─── Dataset excerpts

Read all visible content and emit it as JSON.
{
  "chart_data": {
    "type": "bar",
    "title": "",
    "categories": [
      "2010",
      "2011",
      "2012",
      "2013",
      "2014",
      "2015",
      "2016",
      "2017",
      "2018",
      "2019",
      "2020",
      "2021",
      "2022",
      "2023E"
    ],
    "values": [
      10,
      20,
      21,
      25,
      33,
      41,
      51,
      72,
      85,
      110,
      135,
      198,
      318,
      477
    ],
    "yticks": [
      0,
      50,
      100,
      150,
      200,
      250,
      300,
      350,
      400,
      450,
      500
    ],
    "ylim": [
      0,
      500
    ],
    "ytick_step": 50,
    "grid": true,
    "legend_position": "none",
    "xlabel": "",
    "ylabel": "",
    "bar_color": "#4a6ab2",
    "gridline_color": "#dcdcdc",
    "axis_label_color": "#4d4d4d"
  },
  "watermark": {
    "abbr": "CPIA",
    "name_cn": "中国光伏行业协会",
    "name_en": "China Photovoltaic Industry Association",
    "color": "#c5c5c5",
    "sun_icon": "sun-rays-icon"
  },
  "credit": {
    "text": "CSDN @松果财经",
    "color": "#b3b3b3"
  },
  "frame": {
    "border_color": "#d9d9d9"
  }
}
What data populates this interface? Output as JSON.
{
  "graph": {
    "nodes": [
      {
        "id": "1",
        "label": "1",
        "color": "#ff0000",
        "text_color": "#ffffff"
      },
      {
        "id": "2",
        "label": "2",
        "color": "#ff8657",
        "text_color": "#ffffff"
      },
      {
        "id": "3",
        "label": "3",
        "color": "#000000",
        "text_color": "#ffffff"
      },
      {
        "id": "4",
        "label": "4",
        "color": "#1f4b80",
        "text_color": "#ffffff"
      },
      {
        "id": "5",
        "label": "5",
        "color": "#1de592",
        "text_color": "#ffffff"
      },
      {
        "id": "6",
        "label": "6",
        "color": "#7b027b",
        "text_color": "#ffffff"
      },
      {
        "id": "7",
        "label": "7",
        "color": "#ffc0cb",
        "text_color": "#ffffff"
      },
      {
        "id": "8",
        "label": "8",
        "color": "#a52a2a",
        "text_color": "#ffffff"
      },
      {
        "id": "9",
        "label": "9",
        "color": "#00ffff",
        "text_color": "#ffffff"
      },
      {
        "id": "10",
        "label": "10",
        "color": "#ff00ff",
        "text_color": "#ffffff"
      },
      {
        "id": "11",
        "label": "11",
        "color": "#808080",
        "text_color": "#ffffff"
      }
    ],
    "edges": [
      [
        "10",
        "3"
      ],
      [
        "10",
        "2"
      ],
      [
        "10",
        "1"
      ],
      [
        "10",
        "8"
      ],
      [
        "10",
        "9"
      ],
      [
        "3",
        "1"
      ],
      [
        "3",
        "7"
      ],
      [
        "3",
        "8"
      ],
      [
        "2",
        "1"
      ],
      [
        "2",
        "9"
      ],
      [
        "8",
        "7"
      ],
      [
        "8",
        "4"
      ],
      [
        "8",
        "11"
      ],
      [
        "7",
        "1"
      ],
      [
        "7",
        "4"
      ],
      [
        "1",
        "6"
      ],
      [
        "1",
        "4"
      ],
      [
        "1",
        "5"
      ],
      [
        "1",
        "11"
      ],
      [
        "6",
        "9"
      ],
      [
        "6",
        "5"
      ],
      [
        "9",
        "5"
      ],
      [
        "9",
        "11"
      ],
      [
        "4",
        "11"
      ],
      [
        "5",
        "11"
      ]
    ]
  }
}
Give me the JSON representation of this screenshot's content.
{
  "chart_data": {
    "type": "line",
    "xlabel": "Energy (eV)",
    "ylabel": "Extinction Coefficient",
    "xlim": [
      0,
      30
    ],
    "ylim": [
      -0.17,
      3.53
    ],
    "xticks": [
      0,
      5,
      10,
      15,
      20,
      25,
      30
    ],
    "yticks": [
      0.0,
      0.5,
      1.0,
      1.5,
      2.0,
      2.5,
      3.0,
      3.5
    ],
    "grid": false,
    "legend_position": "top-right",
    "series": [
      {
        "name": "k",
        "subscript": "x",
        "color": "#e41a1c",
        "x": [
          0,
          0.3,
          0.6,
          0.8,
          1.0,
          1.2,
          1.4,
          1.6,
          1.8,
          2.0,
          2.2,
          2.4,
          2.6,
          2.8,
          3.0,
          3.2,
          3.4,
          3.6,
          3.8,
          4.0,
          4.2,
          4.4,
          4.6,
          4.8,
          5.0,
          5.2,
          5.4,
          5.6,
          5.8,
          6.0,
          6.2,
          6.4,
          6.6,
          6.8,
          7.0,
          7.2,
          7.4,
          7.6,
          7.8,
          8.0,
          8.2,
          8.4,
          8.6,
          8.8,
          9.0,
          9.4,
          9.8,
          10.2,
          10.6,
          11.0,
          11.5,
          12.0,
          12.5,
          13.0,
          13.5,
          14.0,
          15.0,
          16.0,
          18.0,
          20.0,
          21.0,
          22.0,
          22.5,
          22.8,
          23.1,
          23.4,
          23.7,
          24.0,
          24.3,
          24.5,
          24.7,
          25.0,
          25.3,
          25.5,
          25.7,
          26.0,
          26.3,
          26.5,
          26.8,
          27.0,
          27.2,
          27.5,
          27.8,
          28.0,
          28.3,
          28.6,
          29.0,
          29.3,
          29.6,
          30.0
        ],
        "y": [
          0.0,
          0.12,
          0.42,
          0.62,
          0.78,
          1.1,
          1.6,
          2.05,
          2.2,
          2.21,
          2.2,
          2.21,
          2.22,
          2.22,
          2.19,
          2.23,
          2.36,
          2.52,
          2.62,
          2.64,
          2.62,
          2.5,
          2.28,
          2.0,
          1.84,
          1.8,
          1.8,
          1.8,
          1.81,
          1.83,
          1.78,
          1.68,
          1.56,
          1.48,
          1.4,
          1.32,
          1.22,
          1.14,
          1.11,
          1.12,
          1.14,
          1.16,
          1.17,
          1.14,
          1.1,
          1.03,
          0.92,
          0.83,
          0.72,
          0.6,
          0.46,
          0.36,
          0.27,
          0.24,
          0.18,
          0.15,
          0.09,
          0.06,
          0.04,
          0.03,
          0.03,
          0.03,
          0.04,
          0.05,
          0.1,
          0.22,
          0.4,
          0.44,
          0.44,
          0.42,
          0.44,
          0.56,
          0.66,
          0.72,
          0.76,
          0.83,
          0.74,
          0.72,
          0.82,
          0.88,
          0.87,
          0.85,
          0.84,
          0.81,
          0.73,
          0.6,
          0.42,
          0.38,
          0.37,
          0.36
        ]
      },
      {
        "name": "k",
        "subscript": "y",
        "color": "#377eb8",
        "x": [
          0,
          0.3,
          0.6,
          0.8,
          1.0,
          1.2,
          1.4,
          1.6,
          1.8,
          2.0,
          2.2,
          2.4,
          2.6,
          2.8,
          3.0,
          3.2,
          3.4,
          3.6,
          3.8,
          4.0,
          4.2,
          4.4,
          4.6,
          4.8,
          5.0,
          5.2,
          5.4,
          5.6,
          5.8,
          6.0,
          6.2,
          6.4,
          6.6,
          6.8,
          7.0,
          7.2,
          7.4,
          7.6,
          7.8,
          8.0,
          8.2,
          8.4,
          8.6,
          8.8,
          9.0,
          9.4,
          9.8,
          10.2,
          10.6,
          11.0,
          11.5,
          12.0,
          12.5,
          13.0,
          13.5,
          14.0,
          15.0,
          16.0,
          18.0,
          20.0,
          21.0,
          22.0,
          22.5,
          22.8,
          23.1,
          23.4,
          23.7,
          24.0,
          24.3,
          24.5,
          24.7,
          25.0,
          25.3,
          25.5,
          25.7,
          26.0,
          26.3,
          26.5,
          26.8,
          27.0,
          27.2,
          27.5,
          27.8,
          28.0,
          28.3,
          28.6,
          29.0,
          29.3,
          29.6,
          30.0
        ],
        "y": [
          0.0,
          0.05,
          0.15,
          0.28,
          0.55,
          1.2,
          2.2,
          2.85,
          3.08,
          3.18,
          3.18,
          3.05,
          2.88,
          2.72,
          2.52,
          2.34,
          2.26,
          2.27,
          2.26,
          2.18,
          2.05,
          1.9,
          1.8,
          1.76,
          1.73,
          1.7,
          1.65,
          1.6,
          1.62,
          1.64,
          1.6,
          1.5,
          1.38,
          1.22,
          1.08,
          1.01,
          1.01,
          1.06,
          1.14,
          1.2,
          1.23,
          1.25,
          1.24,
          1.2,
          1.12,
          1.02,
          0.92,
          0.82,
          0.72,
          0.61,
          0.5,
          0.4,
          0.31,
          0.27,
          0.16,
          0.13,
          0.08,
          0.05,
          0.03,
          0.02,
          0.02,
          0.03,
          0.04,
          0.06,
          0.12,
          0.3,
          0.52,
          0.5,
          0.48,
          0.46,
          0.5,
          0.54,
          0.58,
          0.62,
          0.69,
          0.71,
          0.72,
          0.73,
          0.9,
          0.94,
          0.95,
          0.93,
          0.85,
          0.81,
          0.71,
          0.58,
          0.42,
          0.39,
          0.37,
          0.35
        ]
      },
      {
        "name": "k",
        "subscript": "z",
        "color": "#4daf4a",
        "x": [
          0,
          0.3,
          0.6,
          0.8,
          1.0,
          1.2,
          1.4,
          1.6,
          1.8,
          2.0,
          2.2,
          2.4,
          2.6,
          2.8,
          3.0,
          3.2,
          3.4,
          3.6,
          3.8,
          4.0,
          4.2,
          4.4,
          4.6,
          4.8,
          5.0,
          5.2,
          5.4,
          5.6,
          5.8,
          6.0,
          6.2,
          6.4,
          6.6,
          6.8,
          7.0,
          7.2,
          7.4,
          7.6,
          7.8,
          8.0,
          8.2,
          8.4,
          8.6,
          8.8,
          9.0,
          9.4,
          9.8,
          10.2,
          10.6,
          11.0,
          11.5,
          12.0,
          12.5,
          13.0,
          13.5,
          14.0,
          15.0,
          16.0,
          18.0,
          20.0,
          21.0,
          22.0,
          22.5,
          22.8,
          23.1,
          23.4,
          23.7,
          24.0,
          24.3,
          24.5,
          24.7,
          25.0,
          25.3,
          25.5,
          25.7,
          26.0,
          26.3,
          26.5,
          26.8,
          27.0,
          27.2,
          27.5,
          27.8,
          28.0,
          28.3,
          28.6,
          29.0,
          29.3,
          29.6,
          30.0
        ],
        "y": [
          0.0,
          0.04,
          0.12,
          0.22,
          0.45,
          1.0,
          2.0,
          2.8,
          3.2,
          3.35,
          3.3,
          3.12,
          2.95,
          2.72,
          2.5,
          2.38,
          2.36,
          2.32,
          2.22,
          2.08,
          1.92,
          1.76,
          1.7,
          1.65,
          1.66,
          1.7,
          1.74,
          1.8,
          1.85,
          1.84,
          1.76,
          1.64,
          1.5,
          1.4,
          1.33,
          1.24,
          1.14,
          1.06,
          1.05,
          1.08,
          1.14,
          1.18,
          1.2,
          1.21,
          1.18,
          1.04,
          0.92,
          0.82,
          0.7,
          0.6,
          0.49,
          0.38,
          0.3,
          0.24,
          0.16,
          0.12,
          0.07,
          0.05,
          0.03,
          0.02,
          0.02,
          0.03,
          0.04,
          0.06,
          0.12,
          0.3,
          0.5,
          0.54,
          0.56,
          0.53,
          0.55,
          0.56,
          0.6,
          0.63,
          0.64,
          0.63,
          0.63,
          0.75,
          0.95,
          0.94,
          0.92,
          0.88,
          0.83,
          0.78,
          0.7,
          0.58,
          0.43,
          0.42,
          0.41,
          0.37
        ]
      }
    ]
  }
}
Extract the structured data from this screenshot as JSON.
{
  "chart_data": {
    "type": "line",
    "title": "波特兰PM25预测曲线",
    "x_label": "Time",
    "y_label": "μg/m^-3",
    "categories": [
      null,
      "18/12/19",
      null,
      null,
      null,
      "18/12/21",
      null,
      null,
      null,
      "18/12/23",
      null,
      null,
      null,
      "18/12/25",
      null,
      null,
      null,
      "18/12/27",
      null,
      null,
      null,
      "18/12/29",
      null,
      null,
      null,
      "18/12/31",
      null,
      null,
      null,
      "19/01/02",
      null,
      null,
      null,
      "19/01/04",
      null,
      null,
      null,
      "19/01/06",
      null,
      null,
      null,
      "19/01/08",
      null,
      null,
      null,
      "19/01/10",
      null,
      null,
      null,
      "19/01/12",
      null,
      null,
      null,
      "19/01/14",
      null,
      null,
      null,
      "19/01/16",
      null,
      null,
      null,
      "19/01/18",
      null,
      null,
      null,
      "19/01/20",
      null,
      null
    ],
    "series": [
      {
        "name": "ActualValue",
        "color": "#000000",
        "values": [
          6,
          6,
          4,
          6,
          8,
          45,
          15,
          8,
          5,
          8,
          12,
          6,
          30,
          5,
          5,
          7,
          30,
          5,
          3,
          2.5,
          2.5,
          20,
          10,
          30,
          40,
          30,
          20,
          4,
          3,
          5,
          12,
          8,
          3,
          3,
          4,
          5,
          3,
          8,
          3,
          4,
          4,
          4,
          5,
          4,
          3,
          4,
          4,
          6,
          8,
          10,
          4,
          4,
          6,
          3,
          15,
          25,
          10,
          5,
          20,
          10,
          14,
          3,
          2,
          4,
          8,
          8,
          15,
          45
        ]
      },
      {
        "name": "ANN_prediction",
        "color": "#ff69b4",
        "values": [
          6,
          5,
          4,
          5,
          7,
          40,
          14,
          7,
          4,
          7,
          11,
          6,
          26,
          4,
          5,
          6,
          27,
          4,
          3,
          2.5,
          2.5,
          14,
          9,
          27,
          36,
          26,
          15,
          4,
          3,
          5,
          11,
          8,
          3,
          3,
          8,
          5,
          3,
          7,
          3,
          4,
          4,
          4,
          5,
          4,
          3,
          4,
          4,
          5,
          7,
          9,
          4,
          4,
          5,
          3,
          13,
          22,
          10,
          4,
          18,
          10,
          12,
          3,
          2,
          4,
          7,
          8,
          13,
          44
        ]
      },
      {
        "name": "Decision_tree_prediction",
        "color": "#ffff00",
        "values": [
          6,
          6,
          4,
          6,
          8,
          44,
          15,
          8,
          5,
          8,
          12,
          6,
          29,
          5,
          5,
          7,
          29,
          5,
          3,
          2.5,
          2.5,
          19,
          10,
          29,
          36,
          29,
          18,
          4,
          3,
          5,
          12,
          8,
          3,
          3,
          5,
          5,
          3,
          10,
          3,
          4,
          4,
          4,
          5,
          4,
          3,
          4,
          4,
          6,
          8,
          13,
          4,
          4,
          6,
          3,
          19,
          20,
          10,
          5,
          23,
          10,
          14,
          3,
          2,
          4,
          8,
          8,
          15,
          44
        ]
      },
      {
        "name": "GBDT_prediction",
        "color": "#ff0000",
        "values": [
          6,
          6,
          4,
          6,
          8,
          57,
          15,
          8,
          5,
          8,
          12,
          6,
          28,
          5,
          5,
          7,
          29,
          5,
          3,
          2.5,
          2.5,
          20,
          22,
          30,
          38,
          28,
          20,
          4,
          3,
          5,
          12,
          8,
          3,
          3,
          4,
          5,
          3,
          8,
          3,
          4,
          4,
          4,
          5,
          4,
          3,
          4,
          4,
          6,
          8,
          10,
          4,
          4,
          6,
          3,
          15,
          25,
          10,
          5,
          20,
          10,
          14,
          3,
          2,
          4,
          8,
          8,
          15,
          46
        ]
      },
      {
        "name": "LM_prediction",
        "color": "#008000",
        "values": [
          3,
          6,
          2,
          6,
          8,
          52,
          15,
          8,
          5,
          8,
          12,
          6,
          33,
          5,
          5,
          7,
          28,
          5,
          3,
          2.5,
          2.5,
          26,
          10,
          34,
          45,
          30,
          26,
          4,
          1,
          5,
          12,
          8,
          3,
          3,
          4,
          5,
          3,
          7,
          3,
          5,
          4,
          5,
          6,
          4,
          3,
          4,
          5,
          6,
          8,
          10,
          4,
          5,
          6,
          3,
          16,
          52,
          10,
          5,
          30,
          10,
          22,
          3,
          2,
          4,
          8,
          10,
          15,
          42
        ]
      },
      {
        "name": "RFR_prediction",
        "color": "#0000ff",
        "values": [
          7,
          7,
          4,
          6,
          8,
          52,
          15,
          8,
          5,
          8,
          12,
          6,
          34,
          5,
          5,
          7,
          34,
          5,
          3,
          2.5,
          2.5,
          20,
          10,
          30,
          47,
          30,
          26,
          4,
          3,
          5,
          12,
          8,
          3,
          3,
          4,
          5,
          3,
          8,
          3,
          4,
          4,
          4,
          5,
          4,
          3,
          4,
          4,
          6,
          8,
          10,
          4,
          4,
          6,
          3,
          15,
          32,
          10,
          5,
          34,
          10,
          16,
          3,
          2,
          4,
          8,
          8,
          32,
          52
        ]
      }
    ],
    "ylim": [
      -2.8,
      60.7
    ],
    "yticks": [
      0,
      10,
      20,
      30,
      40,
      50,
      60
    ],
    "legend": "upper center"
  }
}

──────

▶ _Problem to work on_
From the listing, tally every line with the word "screenshot" in it and give only the tally.

▶ _Task result_
2